Gather each line in the entries that includes the string "JSON".

+--

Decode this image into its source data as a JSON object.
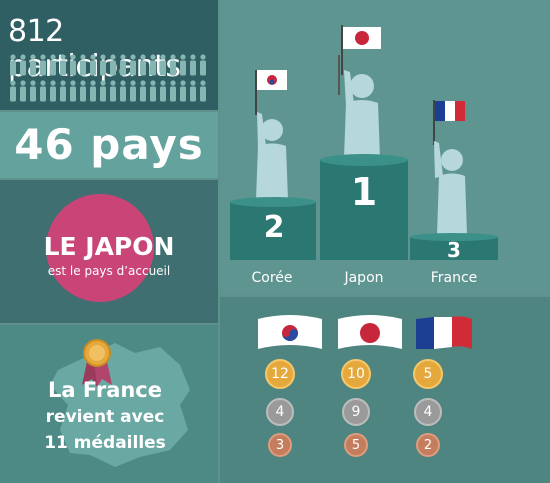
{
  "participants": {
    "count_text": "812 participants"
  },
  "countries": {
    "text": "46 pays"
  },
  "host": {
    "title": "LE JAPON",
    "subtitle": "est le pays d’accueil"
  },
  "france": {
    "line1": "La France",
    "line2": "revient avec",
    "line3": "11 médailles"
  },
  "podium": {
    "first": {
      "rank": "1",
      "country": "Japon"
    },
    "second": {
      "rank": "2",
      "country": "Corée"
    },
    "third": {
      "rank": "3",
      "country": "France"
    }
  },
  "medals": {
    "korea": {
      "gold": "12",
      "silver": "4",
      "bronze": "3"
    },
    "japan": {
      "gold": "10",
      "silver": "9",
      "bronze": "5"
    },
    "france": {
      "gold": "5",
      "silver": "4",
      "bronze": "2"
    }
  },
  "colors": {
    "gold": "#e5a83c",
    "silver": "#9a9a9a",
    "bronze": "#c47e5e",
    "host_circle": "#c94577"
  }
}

+--

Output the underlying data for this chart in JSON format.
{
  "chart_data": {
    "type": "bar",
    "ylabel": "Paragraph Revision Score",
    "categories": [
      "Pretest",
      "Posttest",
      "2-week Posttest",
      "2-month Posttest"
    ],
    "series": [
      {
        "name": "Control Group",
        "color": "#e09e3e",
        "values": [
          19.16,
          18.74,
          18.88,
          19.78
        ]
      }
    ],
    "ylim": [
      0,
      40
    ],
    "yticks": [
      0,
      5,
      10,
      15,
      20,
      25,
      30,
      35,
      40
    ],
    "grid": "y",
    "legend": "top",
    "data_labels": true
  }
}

+--

→ **Answer in full**:
Decode this image into its source data as a JSON object.
Output the underlying data for this chart in JSON format.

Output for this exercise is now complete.